**Work to complete**
Repeat every entry word for word, but leave the images out of your copy.

**Raw data**
┌──

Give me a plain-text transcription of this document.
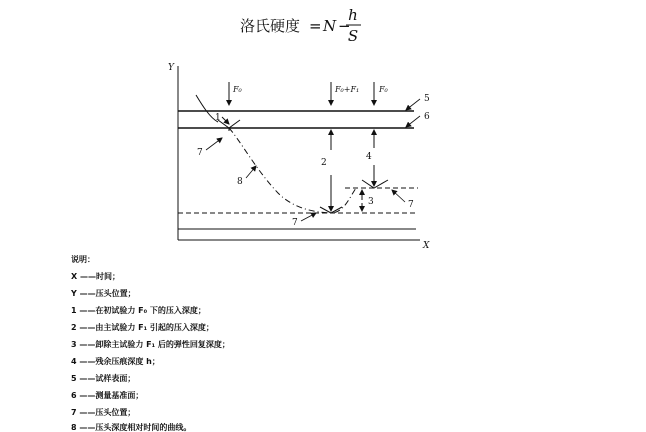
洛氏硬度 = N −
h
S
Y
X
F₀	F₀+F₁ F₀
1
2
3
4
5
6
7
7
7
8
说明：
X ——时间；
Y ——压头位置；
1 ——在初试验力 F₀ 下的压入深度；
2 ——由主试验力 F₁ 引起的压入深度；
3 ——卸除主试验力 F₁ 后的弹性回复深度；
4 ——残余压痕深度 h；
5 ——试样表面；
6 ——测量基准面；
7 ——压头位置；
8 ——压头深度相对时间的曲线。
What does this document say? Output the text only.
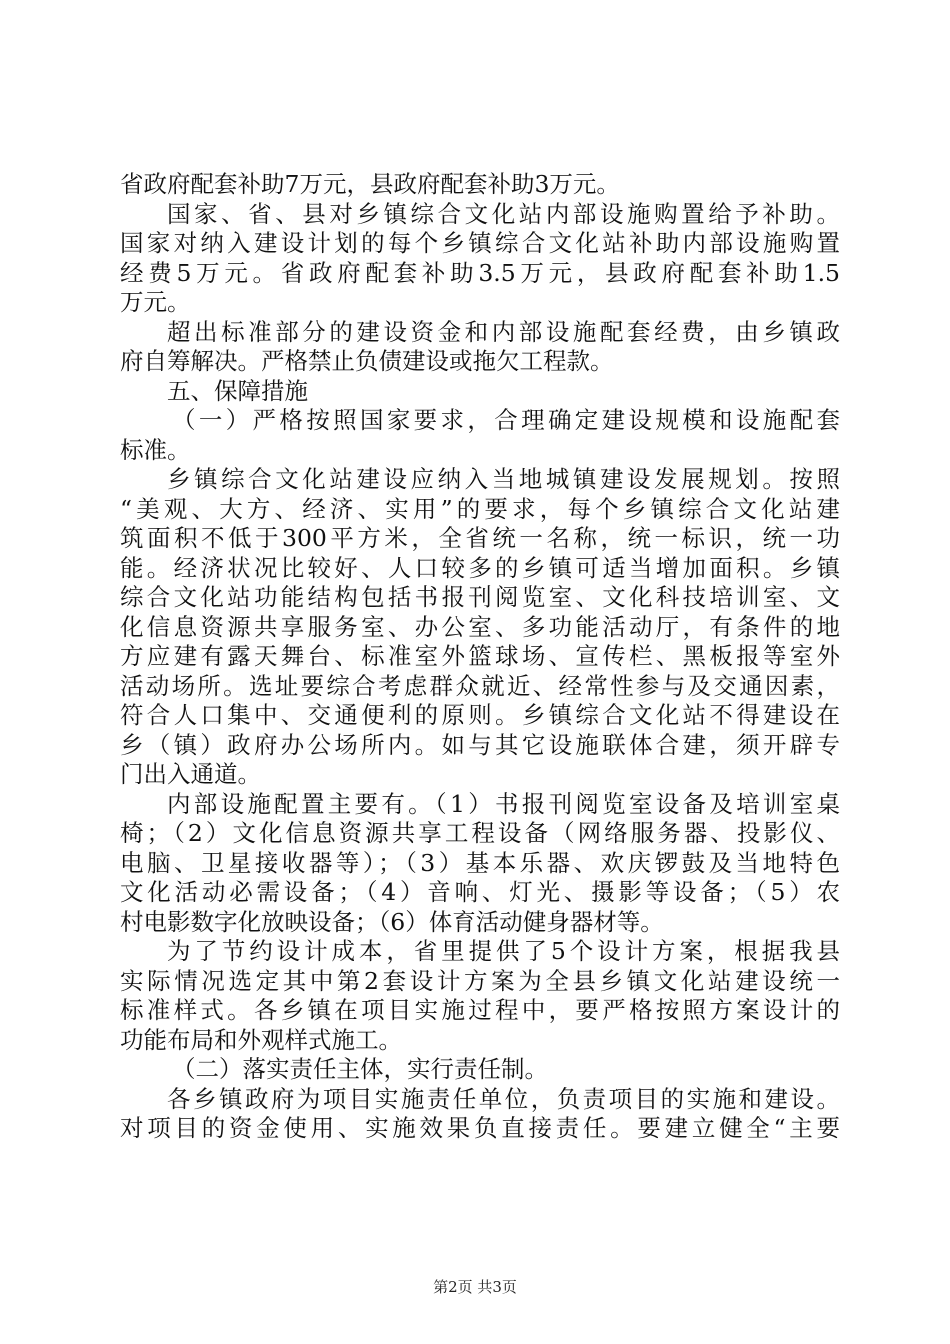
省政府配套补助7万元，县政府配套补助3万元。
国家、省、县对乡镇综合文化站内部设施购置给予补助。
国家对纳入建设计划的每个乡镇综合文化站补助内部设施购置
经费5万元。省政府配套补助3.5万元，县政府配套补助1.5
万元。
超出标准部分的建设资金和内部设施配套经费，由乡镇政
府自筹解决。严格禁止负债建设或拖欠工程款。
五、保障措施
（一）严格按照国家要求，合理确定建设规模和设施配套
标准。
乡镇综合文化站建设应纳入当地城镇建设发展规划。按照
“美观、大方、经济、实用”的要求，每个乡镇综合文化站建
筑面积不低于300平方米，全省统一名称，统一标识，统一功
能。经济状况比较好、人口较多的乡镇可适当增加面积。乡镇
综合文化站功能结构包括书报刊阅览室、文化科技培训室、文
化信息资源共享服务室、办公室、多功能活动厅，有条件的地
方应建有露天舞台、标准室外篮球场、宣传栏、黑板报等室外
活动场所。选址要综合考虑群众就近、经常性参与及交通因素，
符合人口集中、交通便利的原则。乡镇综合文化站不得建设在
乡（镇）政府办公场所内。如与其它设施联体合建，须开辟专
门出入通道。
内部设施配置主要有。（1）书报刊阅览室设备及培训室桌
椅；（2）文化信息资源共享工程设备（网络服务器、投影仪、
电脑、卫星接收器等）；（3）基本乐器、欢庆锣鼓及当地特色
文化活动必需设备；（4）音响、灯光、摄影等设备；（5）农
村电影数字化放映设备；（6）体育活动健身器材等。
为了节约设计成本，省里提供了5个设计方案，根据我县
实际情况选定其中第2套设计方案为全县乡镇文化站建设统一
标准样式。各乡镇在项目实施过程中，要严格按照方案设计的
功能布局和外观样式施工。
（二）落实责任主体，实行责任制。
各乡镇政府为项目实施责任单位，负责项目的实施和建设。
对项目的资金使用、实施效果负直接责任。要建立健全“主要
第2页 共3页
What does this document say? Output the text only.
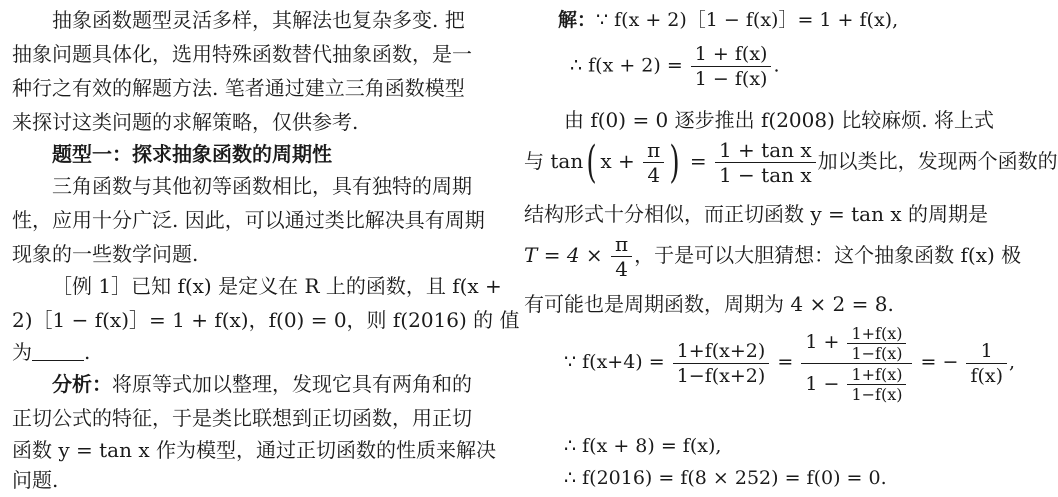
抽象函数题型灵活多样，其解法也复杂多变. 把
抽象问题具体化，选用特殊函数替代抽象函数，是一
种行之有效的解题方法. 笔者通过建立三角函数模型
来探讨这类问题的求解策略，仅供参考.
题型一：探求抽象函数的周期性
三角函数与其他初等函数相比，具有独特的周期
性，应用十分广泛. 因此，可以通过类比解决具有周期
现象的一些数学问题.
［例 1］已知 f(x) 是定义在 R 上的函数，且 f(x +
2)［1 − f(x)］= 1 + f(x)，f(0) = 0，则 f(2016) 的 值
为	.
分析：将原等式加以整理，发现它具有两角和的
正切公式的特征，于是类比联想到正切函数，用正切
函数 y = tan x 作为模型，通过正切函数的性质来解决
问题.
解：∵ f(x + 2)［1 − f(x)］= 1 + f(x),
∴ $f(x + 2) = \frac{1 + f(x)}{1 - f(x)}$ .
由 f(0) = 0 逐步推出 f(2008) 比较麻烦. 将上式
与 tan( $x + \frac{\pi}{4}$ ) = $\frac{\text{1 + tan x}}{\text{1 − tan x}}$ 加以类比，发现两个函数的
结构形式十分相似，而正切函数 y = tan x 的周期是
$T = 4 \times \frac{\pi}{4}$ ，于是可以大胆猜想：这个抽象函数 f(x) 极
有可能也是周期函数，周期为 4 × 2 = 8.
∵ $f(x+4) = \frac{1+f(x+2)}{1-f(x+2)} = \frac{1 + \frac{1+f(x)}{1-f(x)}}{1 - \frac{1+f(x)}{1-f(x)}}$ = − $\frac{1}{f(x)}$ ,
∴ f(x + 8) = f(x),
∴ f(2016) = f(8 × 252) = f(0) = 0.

└──

**Solution to this problem**
Give me a plain-text transcription of this document.
洛氏硬度 = N −
h
S
Y
X
F₀	F₀+F₁ F₀
1
2
3
4
5
6
7
7
7
8
说明：
X ——时间；
Y ——压头位置；
1 ——在初试验力 F₀ 下的压入深度；
2 ——由主试验力 F₁ 引起的压入深度；
3 ——卸除主试验力 F₁ 后的弹性回复深度；
4 ——残余压痕深度 h；
5 ——试样表面；
6 ——测量基准面；
7 ——压头位置；
8 ——压头深度相对时间的曲线。
What does this document say? Output the text only.
省政府配套补助7万元，县政府配套补助3万元。
国家、省、县对乡镇综合文化站内部设施购置给予补助。
国家对纳入建设计划的每个乡镇综合文化站补助内部设施购置
经费5万元。省政府配套补助3.5万元，县政府配套补助1.5
万元。
超出标准部分的建设资金和内部设施配套经费，由乡镇政
府自筹解决。严格禁止负债建设或拖欠工程款。
五、保障措施
（一）严格按照国家要求，合理确定建设规模和设施配套
标准。
乡镇综合文化站建设应纳入当地城镇建设发展规划。按照
“美观、大方、经济、实用”的要求，每个乡镇综合文化站建
筑面积不低于300平方米，全省统一名称，统一标识，统一功
能。经济状况比较好、人口较多的乡镇可适当增加面积。乡镇
综合文化站功能结构包括书报刊阅览室、文化科技培训室、文
化信息资源共享服务室、办公室、多功能活动厅，有条件的地
方应建有露天舞台、标准室外篮球场、宣传栏、黑板报等室外
活动场所。选址要综合考虑群众就近、经常性参与及交通因素，
符合人口集中、交通便利的原则。乡镇综合文化站不得建设在
乡（镇）政府办公场所内。如与其它设施联体合建，须开辟专
门出入通道。
内部设施配置主要有。（1）书报刊阅览室设备及培训室桌
椅；（2）文化信息资源共享工程设备（网络服务器、投影仪、
电脑、卫星接收器等）；（3）基本乐器、欢庆锣鼓及当地特色
文化活动必需设备；（4）音响、灯光、摄影等设备；（5）农
村电影数字化放映设备；（6）体育活动健身器材等。
为了节约设计成本，省里提供了5个设计方案，根据我县
实际情况选定其中第2套设计方案为全县乡镇文化站建设统一
标准样式。各乡镇在项目实施过程中，要严格按照方案设计的
功能布局和外观样式施工。
（二）落实责任主体，实行责任制。
各乡镇政府为项目实施责任单位，负责项目的实施和建设。
对项目的资金使用、实施效果负直接责任。要建立健全“主要
第2页 共3页
What does this document say? Output the text only.
抽象函数题型灵活多样，其解法也复杂多变. 把
抽象问题具体化，选用特殊函数替代抽象函数，是一
种行之有效的解题方法. 笔者通过建立三角函数模型
来探讨这类问题的求解策略，仅供参考.
题型一：探求抽象函数的周期性
三角函数与其他初等函数相比，具有独特的周期
性，应用十分广泛. 因此，可以通过类比解决具有周期
现象的一些数学问题.
［例 1］已知 f(x) 是定义在 R 上的函数，且 f(x +
2)［1 − f(x)］= 1 + f(x)，f(0) = 0，则 f(2016) 的 值
为	.
分析：将原等式加以整理，发现它具有两角和的
正切公式的特征，于是类比联想到正切函数，用正切
函数 y = tan x 作为模型，通过正切函数的性质来解决
问题.
解：∵ f(x + 2)［1 − f(x)］= 1 + f(x),
∴ $f(x + 2) = \frac{1 + f(x)}{1 - f(x)}$ .
由 f(0) = 0 逐步推出 f(2008) 比较麻烦. 将上式
与 tan( $x + \frac{\pi}{4}$ ) = $\frac{\text{1 + tan x}}{\text{1 − tan x}}$ 加以类比，发现两个函数的
结构形式十分相似，而正切函数 y = tan x 的周期是
$T = 4 \times \frac{\pi}{4}$ ，于是可以大胆猜想：这个抽象函数 f(x) 极
有可能也是周期函数，周期为 4 × 2 = 8.
∵ $f(x+4) = \frac{1+f(x+2)}{1-f(x+2)} = \frac{1 + \frac{1+f(x)}{1-f(x)}}{1 - \frac{1+f(x)}{1-f(x)}}$ = − $\frac{1}{f(x)}$ ,
∴ f(x + 8) = f(x),
∴ f(2016) = f(8 × 252) = f(0) = 0.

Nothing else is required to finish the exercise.